▶ **Data supplied**
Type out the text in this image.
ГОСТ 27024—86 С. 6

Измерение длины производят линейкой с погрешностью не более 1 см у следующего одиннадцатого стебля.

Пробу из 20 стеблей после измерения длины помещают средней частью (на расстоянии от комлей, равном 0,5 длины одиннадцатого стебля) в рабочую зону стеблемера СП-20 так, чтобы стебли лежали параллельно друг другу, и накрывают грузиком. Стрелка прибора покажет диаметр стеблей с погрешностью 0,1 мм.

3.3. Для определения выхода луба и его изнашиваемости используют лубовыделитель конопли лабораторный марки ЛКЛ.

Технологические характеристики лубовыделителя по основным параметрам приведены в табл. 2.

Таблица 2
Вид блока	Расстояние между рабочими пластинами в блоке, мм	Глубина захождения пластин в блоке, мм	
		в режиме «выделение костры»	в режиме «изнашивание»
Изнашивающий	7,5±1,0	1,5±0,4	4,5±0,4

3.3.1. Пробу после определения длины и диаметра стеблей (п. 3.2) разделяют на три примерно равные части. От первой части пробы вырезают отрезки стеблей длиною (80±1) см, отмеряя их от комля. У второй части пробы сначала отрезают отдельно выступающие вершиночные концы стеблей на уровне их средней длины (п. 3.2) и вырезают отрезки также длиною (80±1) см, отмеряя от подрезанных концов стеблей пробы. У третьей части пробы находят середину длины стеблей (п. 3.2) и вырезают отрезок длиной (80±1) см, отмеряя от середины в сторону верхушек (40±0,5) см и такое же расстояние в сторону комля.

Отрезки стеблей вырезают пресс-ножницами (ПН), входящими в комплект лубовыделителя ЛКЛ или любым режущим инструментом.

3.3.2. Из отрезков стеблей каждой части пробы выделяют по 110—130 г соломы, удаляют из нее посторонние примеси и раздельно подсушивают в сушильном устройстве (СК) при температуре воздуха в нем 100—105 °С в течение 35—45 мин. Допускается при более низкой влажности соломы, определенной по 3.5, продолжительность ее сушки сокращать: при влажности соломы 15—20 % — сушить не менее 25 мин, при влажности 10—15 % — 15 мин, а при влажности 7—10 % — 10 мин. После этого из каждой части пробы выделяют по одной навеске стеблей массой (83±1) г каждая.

▶ **What you are asked to do**
Extract the complete set of records unchanged.

▶ **Answer for this exercise**
Type out the text in this image.
ГОСТ 27024—86 С. 6

Измерение длины производят линейкой с погрешностью не более 1 см у следующего одиннадцатого стебля.

Пробу из 20 стеблей после измерения длины помещают средней частью (на расстоянии от комлей, равном 0,5 длины одиннадцатого стебля) в рабочую зону стеблемера СП-20 так, чтобы стебли лежали параллельно друг другу, и накрывают грузиком. Стрелка прибора покажет диаметр стеблей с погрешностью 0,1 мм.

3.3. Для определения выхода луба и его изнашиваемости используют лубовыделитель конопли лабораторный марки ЛКЛ.

Технологические характеристики лубовыделителя по основным параметрам приведены в табл. 2.

Таблица 2
Вид блока	Расстояние между рабочими пластинами в блоке, мм	Глубина захождения пластин в блоке, мм	
		в режиме «выделение костры»	в режиме «изнашивание»
Изнашивающий	7,5±1,0	1,5±0,4	4,5±0,4

3.3.1. Пробу после определения длины и диаметра стеблей (п. 3.2) разделяют на три примерно равные части. От первой части пробы вырезают отрезки стеблей длиною (80±1) см, отмеряя их от комля. У второй части пробы сначала отрезают отдельно выступающие вершиночные концы стеблей на уровне их средней длины (п. 3.2) и вырезают отрезки также длиною (80±1) см, отмеряя от подрезанных концов стеблей пробы. У третьей части пробы находят середину длины стеблей (п. 3.2) и вырезают отрезок длиной (80±1) см, отмеряя от середины в сторону верхушек (40±0,5) см и такое же расстояние в сторону комля.

Отрезки стеблей вырезают пресс-ножницами (ПН), входящими в комплект лубовыделителя ЛКЛ или любым режущим инструментом.

3.3.2. Из отрезков стеблей каждой части пробы выделяют по 110—130 г соломы, удаляют из нее посторонние примеси и раздельно подсушивают в сушильном устройстве (СК) при температуре воздуха в нем 100—105 °С в течение 35—45 мин. Допускается при более низкой влажности соломы, определенной по 3.5, продолжительность ее сушки сокращать: при влажности соломы 15—20 % — сушить не менее 25 мин, при влажности 10—15 % — 15 мин, а при влажности 7—10 % — 10 мин. После этого из каждой части пробы выделяют по одной навеске стеблей массой (83±1) г каждая.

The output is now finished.